Sacred Splendor: Judaica from the Arthur and Gitel Marx Collection

Sacred Splendor: Judaica from the Arthur and Gitel Marx Collection

View full screen - View 1 of Lot 82. SEDER BERAKHOT (VARIOUS BLESSINGS, LITURGICAL TEXTS, AND HALAKHIC TREATISES), EDITED BY BENJAMIN SENIOR GODINES, TRANSLATED BY RABBI ISAAC ABOAB, AMSTERDAM: ALBERTUS MAGNUS, 1687.

SEDER BERAKHOT (VARIOUS BLESSINGS, LITURGICAL TEXTS, AND HALAKHIC TREATISES), EDITED BY BENJAMIN SENIOR GODINES, TRANSLATED BY RABBI ISAAC ABOAB, AMSTERDAM: ALBERTUS MAGNUS, 1687

Auction Closed

November 20, 08:47 PM GMT

Estimate

3,000 - 5,000 USD

Lot Details

Description

SEDER BERAKHOT (VARIOUS BLESSINGS, LITURGICAL TEXTS, AND HALAKHIC TREATISES), EDITED BY BENJAMIN SENIOR GODINES, TRANSLATED BY RABBI ISAAC ABOAB, AMSTERDAM: ALBERTUS MAGNUS, 1687


366 folios (4 7/8 x 2 3/4 in.; 122 x 70 mm) (collation: i-xxx12, xxxi6 [final two folios blank]) on paper; modern foliation in pencil in Arabic numerals in upper-outer corner of recto. Engraved frontispiece featuring the book’s title, depictions of Jewish rituals involving the five senses, and the editor’s initials (B.G.); frontispiece painted in fine watercolor; printed decorative elements and manicules scattered throughout; engraving illustrating the tekufot on f. 339v. Slight scattered staining; minor dogearing; a few pages closely cropped, affecting words near the outer edges; frontispiece supplied and remargined; ff. 180-251 supplied; small repairs in outer edges of ff. 15 (slightly affecting one word), 118, gutter at head of f. 35, upper-outer corner of f. 192, and lower-outer corner of f. 238; light worming in outer edges of ff. 170-176, 192-195. Early gilt-tooled calf, with small losses along edges and rebacked; original brass clasp on fore-edge intact; turn-ins gilt; gilt edges (edges of ff. 180-251 also colored red); early marbled paper flyleaves and pastedowns.

An elegant, pocket-size bilingual devotional compendium with a painted frontispiece.

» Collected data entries
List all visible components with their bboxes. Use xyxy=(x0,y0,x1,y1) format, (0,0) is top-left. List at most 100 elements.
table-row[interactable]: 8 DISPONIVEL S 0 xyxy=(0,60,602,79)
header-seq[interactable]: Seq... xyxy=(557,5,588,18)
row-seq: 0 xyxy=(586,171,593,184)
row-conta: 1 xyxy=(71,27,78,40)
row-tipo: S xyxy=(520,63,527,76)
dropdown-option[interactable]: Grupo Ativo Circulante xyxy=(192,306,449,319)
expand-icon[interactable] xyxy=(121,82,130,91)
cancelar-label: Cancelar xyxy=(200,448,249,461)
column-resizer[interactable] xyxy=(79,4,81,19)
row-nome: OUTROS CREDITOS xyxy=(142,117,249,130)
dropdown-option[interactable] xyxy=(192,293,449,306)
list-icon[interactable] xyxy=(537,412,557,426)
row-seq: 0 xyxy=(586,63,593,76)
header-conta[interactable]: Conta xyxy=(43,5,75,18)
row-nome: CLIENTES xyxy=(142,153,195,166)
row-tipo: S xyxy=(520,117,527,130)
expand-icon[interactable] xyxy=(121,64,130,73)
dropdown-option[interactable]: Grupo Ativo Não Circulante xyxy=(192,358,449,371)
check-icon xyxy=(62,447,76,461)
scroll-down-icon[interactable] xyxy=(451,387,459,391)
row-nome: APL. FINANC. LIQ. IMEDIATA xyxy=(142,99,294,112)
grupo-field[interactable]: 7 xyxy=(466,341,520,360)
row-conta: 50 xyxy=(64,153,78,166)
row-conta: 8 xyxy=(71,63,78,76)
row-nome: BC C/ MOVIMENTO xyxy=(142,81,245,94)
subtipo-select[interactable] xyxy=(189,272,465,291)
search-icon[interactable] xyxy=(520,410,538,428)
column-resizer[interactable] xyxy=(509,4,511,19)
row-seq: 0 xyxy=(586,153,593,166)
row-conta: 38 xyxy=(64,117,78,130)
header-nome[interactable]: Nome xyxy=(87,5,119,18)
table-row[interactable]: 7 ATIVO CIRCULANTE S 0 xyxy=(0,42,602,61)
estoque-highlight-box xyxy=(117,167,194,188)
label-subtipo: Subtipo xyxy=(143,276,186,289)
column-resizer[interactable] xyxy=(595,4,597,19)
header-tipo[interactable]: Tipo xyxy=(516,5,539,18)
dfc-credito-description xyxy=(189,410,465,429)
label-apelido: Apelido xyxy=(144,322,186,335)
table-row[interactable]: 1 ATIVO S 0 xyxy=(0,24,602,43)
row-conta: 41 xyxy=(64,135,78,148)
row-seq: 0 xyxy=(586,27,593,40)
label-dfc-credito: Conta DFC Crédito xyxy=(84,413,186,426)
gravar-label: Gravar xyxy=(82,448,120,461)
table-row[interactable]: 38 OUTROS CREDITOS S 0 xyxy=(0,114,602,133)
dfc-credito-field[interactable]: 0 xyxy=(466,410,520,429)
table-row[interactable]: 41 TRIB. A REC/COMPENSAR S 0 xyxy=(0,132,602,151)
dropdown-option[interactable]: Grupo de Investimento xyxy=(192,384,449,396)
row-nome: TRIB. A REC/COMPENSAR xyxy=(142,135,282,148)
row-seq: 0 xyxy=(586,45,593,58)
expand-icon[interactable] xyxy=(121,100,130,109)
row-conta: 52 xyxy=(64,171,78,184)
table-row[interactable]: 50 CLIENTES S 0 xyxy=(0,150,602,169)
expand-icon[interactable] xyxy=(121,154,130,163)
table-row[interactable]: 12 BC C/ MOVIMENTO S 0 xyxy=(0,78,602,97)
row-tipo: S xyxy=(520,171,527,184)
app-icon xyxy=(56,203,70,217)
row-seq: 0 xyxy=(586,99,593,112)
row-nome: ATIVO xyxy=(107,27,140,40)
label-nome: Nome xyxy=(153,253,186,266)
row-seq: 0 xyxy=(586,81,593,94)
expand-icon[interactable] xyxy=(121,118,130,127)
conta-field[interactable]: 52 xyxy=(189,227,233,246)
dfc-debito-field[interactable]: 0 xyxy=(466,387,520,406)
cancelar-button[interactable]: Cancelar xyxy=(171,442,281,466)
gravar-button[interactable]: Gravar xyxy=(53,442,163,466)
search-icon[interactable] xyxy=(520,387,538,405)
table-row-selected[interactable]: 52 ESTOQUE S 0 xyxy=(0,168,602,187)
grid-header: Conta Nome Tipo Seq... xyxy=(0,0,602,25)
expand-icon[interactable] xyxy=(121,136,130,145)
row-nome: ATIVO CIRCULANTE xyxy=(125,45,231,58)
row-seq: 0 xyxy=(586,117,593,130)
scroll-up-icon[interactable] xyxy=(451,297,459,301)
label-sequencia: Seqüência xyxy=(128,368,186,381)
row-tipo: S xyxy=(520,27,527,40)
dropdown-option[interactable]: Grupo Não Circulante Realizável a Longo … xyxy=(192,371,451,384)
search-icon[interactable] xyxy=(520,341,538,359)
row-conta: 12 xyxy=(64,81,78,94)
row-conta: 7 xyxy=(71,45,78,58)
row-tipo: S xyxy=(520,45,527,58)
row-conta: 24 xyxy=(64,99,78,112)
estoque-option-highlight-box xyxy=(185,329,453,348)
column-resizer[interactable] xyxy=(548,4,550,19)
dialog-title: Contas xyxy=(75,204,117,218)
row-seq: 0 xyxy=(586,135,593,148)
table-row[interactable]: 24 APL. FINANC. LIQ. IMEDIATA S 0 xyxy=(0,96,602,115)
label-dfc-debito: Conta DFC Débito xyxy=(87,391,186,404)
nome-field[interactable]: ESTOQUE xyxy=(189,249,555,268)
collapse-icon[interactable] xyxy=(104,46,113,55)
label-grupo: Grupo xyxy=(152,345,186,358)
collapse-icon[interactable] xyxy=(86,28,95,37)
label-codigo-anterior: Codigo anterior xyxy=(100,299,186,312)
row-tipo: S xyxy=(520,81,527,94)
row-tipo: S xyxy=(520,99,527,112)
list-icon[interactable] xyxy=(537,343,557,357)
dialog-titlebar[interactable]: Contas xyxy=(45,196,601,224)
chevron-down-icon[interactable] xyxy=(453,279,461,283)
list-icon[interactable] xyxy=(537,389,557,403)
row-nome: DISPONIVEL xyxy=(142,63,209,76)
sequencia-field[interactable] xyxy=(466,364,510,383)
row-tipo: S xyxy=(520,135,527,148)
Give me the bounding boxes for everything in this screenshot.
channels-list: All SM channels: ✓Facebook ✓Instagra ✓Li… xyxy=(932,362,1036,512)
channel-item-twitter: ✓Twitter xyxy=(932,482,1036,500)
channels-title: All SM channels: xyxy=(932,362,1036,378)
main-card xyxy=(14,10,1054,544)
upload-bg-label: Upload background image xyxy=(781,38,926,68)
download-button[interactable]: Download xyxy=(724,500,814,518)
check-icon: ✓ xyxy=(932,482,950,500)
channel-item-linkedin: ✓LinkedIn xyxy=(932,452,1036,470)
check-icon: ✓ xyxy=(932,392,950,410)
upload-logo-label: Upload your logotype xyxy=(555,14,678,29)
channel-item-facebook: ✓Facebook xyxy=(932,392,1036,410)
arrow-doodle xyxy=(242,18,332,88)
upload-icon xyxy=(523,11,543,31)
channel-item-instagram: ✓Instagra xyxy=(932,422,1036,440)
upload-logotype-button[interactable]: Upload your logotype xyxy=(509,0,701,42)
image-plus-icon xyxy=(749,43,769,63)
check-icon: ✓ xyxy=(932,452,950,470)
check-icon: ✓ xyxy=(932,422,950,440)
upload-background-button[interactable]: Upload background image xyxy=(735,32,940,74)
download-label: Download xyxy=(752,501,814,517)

» Task to carry out
Please say whether each statement below agrees with the lot description above, answering yes or no and quoting the deciding words from it: (a) The book contains 366 folios. (b) The frontispiece is painted in oil. (c) The original brass clasp has been lost.

» Result below
(a) Yes: "366 folios"
(b) No: "frontispiece painted in fine watercolor"
(c) No: "original brass clasp on fore-edge intact"